__What this task involves__: Among the entries that follow, tally the lines with the string "petala". Give no more than the number.
[Start of Provided entries]
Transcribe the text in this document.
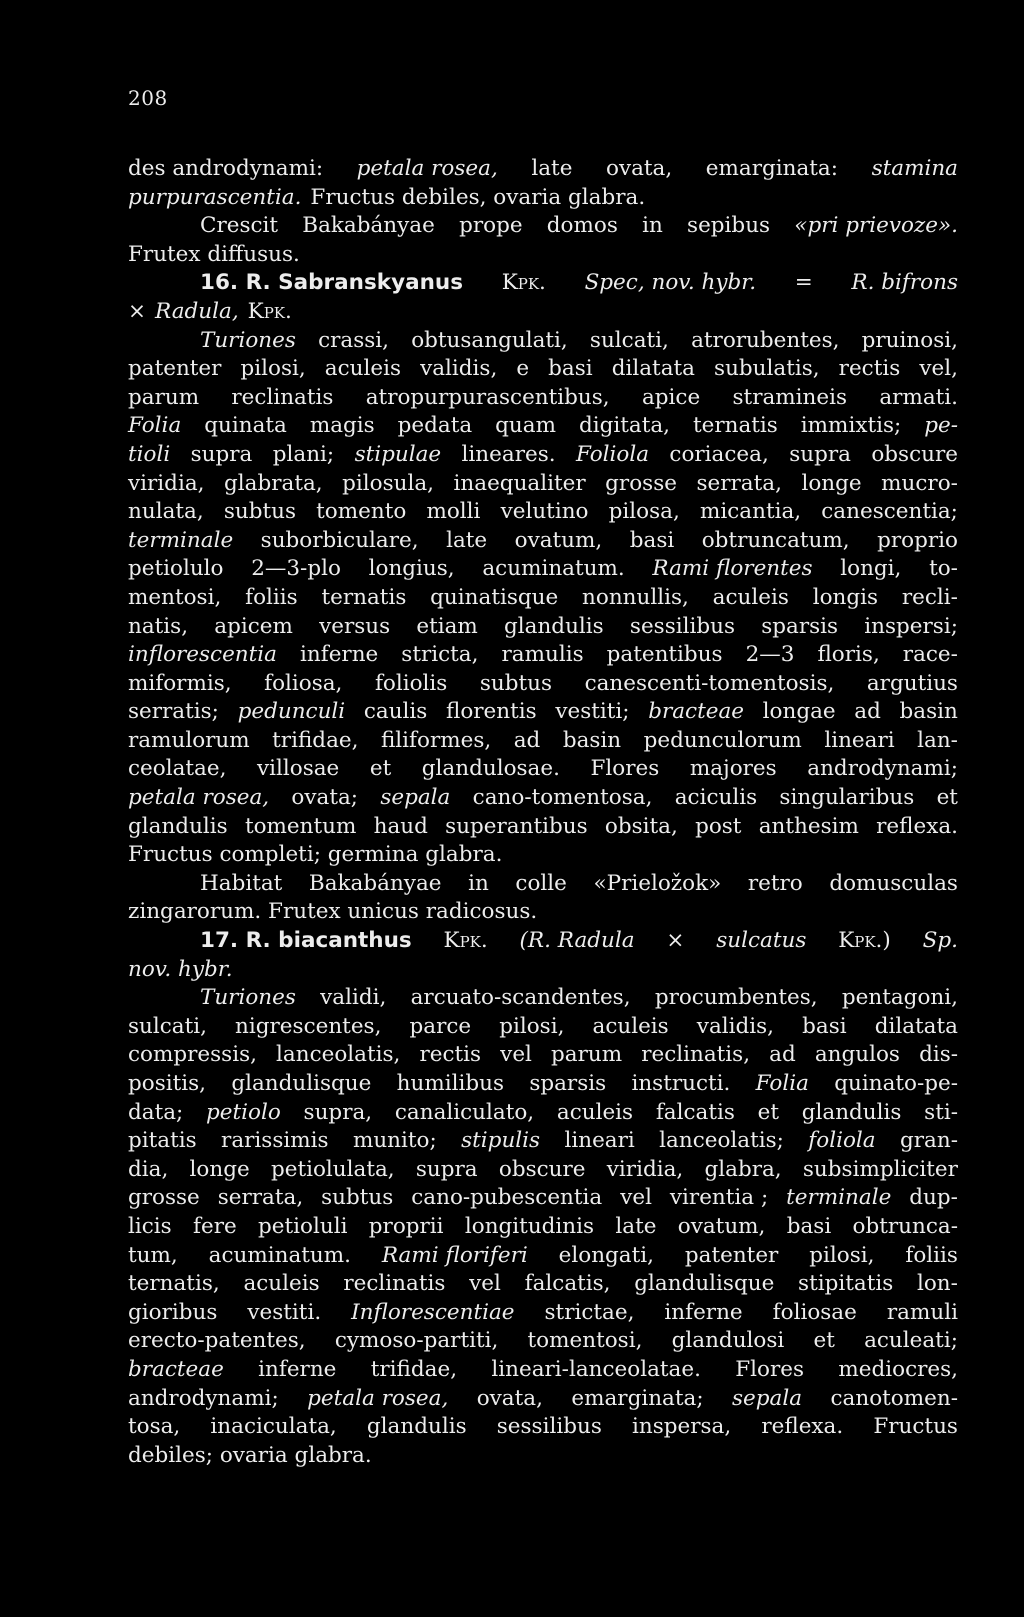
208
des androdynami: petala rosea, late ovata, emarginata: stamina
purpurascentia. Fructus debiles, ovaria glabra.
Crescit Bakabányae prope domos in sepibus «pri prievoze».
Frutex diffusus.
16. R. Sabranskyanus Kpk. Spec, nov. hybr. = R. bifrons
× Radula, Kpk.
Turiones crassi, obtusangulati, sulcati, atrorubentes, pruinosi,
patenter pilosi, aculeis validis, e basi dilatata subulatis, rectis vel,
parum reclinatis atropurpurascentibus, apice stramineis armati.
Folia quinata magis pedata quam digitata, ternatis immixtis; pe-
tioli supra plani; stipulae lineares. Foliola coriacea, supra obscure
viridia, glabrata, pilosula, inaequaliter grosse serrata, longe mucro-
nulata, subtus tomento molli velutino pilosa, micantia, canescentia;
terminale suborbiculare, late ovatum, basi obtruncatum, proprio
petiolulo 2—3-plo longius, acuminatum. Rami florentes longi, to-
mentosi, foliis ternatis quinatisque nonnullis, aculeis longis recli-
natis, apicem versus etiam glandulis sessilibus sparsis inspersi;
inflorescentia inferne stricta, ramulis patentibus 2—3 floris, race-
miformis, foliosa, foliolis subtus canescenti-tomentosis, argutius
serratis; pedunculi caulis florentis vestiti; bracteae longae ad basin
ramulorum trifidae, filiformes, ad basin pedunculorum lineari lan-
ceolatae, villosae et glandulosae. Flores majores androdynami;
petala rosea, ovata; sepala cano-tomentosa, aciculis singularibus et
glandulis tomentum haud superantibus obsita, post anthesim reflexa.
Fructus completi; germina glabra.
Habitat Bakabányae in colle «Prieložok» retro domusculas
zingarorum. Frutex unicus radicosus.
17. R. biacanthus Kpk. (R. Radula × sulcatus Kpk.) Sp.
nov. hybr.
Turiones validi, arcuato-scandentes, procumbentes, pentagoni,
sulcati, nigrescentes, parce pilosi, aculeis validis, basi dilatata
compressis, lanceolatis, rectis vel parum reclinatis, ad angulos dis-
positis, glandulisque humilibus sparsis instructi. Folia quinato-pe-
data; petiolo supra, canaliculato, aculeis falcatis et glandulis sti-
pitatis rarissimis munito; stipulis lineari lanceolatis; foliola gran-
dia, longe petiolulata, supra obscure viridia, glabra, subsimpliciter
grosse serrata, subtus cano-pubescentia vel virentia ; terminale dup-
licis fere petioluli proprii longitudinis late ovatum, basi obtrunca-
tum, acuminatum. Rami floriferi elongati, patenter pilosi, foliis
ternatis, aculeis reclinatis vel falcatis, glandulisque stipitatis lon-
gioribus vestiti. Inflorescentiae strictae, inferne foliosae ramuli
erecto-patentes, cymoso-partiti, tomentosi, glandulosi et aculeati;
bracteae inferne trifidae, lineari-lanceolatae. Flores mediocres,
androdynami; petala rosea, ovata, emarginata; sepala canotomen-
tosa, inaciculata, glandulis sessilibus inspersa, reflexa. Fructus
debiles; ovaria glabra.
[End of Provided entries]
__Output of the task__: 3